### Problem requirements
Copy out every line exactly as given.
#####
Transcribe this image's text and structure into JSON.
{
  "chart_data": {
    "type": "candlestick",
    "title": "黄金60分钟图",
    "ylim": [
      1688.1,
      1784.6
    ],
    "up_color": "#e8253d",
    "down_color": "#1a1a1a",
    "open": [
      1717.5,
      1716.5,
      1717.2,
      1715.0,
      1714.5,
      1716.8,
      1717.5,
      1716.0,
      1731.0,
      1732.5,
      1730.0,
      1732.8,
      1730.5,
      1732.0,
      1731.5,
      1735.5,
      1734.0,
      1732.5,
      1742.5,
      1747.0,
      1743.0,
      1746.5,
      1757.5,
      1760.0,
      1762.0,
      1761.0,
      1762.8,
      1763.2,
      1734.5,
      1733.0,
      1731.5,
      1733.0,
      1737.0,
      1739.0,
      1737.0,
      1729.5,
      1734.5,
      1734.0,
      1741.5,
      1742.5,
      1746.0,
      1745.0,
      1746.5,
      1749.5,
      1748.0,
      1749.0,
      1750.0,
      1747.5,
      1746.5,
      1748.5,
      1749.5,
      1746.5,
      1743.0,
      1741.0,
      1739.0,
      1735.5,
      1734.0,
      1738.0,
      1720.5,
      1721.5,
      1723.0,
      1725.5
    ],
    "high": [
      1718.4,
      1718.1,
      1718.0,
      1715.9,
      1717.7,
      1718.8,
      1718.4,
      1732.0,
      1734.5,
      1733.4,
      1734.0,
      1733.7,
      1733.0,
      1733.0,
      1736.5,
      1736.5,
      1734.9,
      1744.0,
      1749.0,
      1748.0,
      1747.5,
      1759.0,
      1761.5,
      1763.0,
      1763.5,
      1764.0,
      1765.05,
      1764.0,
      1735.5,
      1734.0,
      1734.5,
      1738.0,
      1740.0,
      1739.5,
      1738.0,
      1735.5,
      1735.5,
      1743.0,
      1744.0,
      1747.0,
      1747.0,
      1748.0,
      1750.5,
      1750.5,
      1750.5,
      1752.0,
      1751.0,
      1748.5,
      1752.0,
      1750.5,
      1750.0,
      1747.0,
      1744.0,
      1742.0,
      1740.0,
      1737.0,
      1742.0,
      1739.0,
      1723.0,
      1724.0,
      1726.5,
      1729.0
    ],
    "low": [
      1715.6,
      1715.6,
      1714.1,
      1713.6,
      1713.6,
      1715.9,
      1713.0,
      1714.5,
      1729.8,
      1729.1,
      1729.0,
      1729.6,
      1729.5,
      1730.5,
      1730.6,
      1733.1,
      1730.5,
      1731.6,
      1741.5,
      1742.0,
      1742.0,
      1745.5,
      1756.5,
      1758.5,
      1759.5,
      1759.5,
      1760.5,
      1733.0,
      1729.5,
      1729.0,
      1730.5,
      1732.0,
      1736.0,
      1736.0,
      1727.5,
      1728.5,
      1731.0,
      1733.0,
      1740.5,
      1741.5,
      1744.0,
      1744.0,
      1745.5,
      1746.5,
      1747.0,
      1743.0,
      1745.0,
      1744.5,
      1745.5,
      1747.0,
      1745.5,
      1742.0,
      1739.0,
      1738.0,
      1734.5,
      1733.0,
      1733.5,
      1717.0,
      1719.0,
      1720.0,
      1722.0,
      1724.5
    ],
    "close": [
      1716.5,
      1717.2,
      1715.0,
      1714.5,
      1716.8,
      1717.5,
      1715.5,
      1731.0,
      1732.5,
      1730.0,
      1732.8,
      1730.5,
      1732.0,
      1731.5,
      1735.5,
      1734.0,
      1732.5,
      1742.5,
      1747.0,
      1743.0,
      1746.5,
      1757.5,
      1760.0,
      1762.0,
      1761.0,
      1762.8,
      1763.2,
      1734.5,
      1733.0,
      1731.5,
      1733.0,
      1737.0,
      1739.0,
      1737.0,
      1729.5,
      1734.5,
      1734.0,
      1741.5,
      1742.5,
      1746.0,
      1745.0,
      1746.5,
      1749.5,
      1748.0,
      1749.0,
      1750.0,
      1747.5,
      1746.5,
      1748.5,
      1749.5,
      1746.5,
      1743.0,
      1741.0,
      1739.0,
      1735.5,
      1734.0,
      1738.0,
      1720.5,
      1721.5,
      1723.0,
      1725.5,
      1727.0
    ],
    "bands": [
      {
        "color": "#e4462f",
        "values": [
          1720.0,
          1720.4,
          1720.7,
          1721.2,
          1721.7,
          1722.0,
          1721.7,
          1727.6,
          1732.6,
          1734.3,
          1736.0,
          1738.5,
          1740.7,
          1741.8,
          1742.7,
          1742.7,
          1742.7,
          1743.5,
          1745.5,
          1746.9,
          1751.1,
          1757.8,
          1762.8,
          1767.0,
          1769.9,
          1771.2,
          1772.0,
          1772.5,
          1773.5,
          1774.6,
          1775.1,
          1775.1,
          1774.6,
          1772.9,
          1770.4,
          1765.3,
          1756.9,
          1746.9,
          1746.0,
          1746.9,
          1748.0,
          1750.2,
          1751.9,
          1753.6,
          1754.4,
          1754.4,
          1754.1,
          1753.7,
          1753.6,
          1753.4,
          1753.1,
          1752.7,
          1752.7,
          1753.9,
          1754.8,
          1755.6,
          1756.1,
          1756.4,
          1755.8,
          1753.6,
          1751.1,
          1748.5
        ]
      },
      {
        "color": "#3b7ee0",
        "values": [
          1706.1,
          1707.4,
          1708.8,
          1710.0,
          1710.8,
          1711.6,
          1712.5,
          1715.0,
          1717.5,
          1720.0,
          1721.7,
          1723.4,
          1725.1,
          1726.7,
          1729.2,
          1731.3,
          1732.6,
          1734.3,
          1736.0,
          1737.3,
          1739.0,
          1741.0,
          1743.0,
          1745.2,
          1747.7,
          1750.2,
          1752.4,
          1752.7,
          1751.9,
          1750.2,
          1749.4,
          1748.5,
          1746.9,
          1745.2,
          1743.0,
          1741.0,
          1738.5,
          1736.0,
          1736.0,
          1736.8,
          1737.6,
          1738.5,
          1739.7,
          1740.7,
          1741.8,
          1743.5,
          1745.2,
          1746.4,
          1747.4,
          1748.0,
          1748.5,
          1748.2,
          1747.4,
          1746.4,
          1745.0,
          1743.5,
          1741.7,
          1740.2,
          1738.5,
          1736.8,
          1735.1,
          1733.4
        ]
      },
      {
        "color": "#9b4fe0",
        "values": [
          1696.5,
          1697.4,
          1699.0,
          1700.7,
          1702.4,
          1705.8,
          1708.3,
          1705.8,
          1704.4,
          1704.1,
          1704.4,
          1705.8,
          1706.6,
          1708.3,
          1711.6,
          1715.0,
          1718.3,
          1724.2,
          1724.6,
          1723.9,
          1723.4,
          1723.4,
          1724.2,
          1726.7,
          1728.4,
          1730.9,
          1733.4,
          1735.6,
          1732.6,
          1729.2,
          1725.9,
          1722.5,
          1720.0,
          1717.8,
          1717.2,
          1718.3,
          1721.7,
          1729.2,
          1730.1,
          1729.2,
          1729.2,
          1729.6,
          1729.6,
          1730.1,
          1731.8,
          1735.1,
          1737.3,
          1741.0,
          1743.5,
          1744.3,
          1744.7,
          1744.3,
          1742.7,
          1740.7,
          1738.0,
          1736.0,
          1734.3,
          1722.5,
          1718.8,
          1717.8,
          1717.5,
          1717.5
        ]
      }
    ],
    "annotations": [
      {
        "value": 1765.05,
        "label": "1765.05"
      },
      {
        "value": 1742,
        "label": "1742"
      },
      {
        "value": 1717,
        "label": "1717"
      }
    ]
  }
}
#####
### Task answer
Transcribe this image's text and structure into JSON.
{
  "chart_data": {
    "type": "candlestick",
    "title": "黄金60分钟图",
    "ylim": [
      1688.1,
      1784.6
    ],
    "up_color": "#e8253d",
    "down_color": "#1a1a1a",
    "open": [
      1717.5,
      1716.5,
      1717.2,
      1715.0,
      1714.5,
      1716.8,
      1717.5,
      1716.0,
      1731.0,
      1732.5,
      1730.0,
      1732.8,
      1730.5,
      1732.0,
      1731.5,
      1735.5,
      1734.0,
      1732.5,
      1742.5,
      1747.0,
      1743.0,
      1746.5,
      1757.5,
      1760.0,
      1762.0,
      1761.0,
      1762.8,
      1763.2,
      1734.5,
      1733.0,
      1731.5,
      1733.0,
      1737.0,
      1739.0,
      1737.0,
      1729.5,
      1734.5,
      1734.0,
      1741.5,
      1742.5,
      1746.0,
      1745.0,
      1746.5,
      1749.5,
      1748.0,
      1749.0,
      1750.0,
      1747.5,
      1746.5,
      1748.5,
      1749.5,
      1746.5,
      1743.0,
      1741.0,
      1739.0,
      1735.5,
      1734.0,
      1738.0,
      1720.5,
      1721.5,
      1723.0,
      1725.5
    ],
    "high": [
      1718.4,
      1718.1,
      1718.0,
      1715.9,
      1717.7,
      1718.8,
      1718.4,
      1732.0,
      1734.5,
      1733.4,
      1734.0,
      1733.7,
      1733.0,
      1733.0,
      1736.5,
      1736.5,
      1734.9,
      1744.0,
      1749.0,
      1748.0,
      1747.5,
      1759.0,
      1761.5,
      1763.0,
      1763.5,
      1764.0,
      1765.05,
      1764.0,
      1735.5,
      1734.0,
      1734.5,
      1738.0,
      1740.0,
      1739.5,
      1738.0,
      1735.5,
      1735.5,
      1743.0,
      1744.0,
      1747.0,
      1747.0,
      1748.0,
      1750.5,
      1750.5,
      1750.5,
      1752.0,
      1751.0,
      1748.5,
      1752.0,
      1750.5,
      1750.0,
      1747.0,
      1744.0,
      1742.0,
      1740.0,
      1737.0,
      1742.0,
      1739.0,
      1723.0,
      1724.0,
      1726.5,
      1729.0
    ],
    "low": [
      1715.6,
      1715.6,
      1714.1,
      1713.6,
      1713.6,
      1715.9,
      1713.0,
      1714.5,
      1729.8,
      1729.1,
      1729.0,
      1729.6,
      1729.5,
      1730.5,
      1730.6,
      1733.1,
      1730.5,
      1731.6,
      1741.5,
      1742.0,
      1742.0,
      1745.5,
      1756.5,
      1758.5,
      1759.5,
      1759.5,
      1760.5,
      1733.0,
      1729.5,
      1729.0,
      1730.5,
      1732.0,
      1736.0,
      1736.0,
      1727.5,
      1728.5,
      1731.0,
      1733.0,
      1740.5,
      1741.5,
      1744.0,
      1744.0,
      1745.5,
      1746.5,
      1747.0,
      1743.0,
      1745.0,
      1744.5,
      1745.5,
      1747.0,
      1745.5,
      1742.0,
      1739.0,
      1738.0,
      1734.5,
      1733.0,
      1733.5,
      1717.0,
      1719.0,
      1720.0,
      1722.0,
      1724.5
    ],
    "close": [
      1716.5,
      1717.2,
      1715.0,
      1714.5,
      1716.8,
      1717.5,
      1715.5,
      1731.0,
      1732.5,
      1730.0,
      1732.8,
      1730.5,
      1732.0,
      1731.5,
      1735.5,
      1734.0,
      1732.5,
      1742.5,
      1747.0,
      1743.0,
      1746.5,
      1757.5,
      1760.0,
      1762.0,
      1761.0,
      1762.8,
      1763.2,
      1734.5,
      1733.0,
      1731.5,
      1733.0,
      1737.0,
      1739.0,
      1737.0,
      1729.5,
      1734.5,
      1734.0,
      1741.5,
      1742.5,
      1746.0,
      1745.0,
      1746.5,
      1749.5,
      1748.0,
      1749.0,
      1750.0,
      1747.5,
      1746.5,
      1748.5,
      1749.5,
      1746.5,
      1743.0,
      1741.0,
      1739.0,
      1735.5,
      1734.0,
      1738.0,
      1720.5,
      1721.5,
      1723.0,
      1725.5,
      1727.0
    ],
    "bands": [
      {
        "color": "#e4462f",
        "values": [
          1720.0,
          1720.4,
          1720.7,
          1721.2,
          1721.7,
          1722.0,
          1721.7,
          1727.6,
          1732.6,
          1734.3,
          1736.0,
          1738.5,
          1740.7,
          1741.8,
          1742.7,
          1742.7,
          1742.7,
          1743.5,
          1745.5,
          1746.9,
          1751.1,
          1757.8,
          1762.8,
          1767.0,
          1769.9,
          1771.2,
          1772.0,
          1772.5,
          1773.5,
          1774.6,
          1775.1,
          1775.1,
          1774.6,
          1772.9,
          1770.4,
          1765.3,
          1756.9,
          1746.9,
          1746.0,
          1746.9,
          1748.0,
          1750.2,
          1751.9,
          1753.6,
          1754.4,
          1754.4,
          1754.1,
          1753.7,
          1753.6,
          1753.4,
          1753.1,
          1752.7,
          1752.7,
          1753.9,
          1754.8,
          1755.6,
          1756.1,
          1756.4,
          1755.8,
          1753.6,
          1751.1,
          1748.5
        ]
      },
      {
        "color": "#3b7ee0",
        "values": [
          1706.1,
          1707.4,
          1708.8,
          1710.0,
          1710.8,
          1711.6,
          1712.5,
          1715.0,
          1717.5,
          1720.0,
          1721.7,
          1723.4,
          1725.1,
          1726.7,
          1729.2,
          1731.3,
          1732.6,
          1734.3,
          1736.0,
          1737.3,
          1739.0,
          1741.0,
          1743.0,
          1745.2,
          1747.7,
          1750.2,
          1752.4,
          1752.7,
          1751.9,
          1750.2,
          1749.4,
          1748.5,
          1746.9,
          1745.2,
          1743.0,
          1741.0,
          1738.5,
          1736.0,
          1736.0,
          1736.8,
          1737.6,
          1738.5,
          1739.7,
          1740.7,
          1741.8,
          1743.5,
          1745.2,
          1746.4,
          1747.4,
          1748.0,
          1748.5,
          1748.2,
          1747.4,
          1746.4,
          1745.0,
          1743.5,
          1741.7,
          1740.2,
          1738.5,
          1736.8,
          1735.1,
          1733.4
        ]
      },
      {
        "color": "#9b4fe0",
        "values": [
          1696.5,
          1697.4,
          1699.0,
          1700.7,
          1702.4,
          1705.8,
          1708.3,
          1705.8,
          1704.4,
          1704.1,
          1704.4,
          1705.8,
          1706.6,
          1708.3,
          1711.6,
          1715.0,
          1718.3,
          1724.2,
          1724.6,
          1723.9,
          1723.4,
          1723.4,
          1724.2,
          1726.7,
          1728.4,
          1730.9,
          1733.4,
          1735.6,
          1732.6,
          1729.2,
          1725.9,
          1722.5,
          1720.0,
          1717.8,
          1717.2,
          1718.3,
          1721.7,
          1729.2,
          1730.1,
          1729.2,
          1729.2,
          1729.6,
          1729.6,
          1730.1,
          1731.8,
          1735.1,
          1737.3,
          1741.0,
          1743.5,
          1744.3,
          1744.7,
          1744.3,
          1742.7,
          1740.7,
          1738.0,
          1736.0,
          1734.3,
          1722.5,
          1718.8,
          1717.8,
          1717.5,
          1717.5
        ]
      }
    ],
    "annotations": [
      {
        "value": 1765.05,
        "label": "1765.05"
      },
      {
        "value": 1742,
        "label": "1742"
      },
      {
        "value": 1717,
        "label": "1717"
      }
    ]
  }
}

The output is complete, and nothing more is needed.